[Start DATA ROWS]
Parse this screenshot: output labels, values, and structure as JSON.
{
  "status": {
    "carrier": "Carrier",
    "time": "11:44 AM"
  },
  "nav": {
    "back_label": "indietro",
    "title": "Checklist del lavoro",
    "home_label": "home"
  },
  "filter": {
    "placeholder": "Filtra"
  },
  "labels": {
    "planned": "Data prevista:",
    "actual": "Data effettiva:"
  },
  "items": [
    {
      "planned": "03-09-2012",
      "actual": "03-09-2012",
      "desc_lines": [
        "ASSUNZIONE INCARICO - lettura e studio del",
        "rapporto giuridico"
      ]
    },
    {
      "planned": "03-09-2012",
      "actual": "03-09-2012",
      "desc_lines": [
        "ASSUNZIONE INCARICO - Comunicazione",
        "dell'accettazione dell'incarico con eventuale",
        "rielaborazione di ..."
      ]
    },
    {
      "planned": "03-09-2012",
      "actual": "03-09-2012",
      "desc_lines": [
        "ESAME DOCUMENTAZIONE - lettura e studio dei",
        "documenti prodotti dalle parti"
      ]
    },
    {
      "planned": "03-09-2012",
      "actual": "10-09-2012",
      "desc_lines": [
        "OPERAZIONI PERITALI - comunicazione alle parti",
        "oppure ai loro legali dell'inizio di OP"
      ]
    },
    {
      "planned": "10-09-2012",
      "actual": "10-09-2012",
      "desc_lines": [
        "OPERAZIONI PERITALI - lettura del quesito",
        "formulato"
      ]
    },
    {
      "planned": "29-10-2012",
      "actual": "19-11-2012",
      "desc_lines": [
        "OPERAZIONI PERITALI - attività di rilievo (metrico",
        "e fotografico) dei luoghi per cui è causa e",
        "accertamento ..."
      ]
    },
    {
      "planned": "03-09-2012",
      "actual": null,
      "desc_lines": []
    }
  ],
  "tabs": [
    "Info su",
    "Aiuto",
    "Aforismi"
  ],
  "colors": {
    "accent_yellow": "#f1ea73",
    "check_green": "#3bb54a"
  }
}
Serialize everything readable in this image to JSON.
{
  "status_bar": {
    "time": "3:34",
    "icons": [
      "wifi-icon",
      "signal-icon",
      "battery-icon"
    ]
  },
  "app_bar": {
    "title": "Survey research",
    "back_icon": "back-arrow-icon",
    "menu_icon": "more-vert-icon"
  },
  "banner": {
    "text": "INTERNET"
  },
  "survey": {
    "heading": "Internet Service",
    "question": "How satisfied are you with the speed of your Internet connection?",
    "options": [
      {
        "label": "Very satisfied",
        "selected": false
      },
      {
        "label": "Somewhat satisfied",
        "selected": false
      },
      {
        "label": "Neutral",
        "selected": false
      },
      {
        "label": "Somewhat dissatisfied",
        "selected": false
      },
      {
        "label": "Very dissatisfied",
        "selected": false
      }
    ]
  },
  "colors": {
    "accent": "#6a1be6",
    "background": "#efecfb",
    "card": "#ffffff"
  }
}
[End DATA ROWS]
* _STATED PROBLEM_: Working from the listing above, pick out every line that has "Somewhat" and copy it.

* _IN RESPONSE_:
        "label": "Somewhat satisfied",
        "label": "Somewhat dissatisfied",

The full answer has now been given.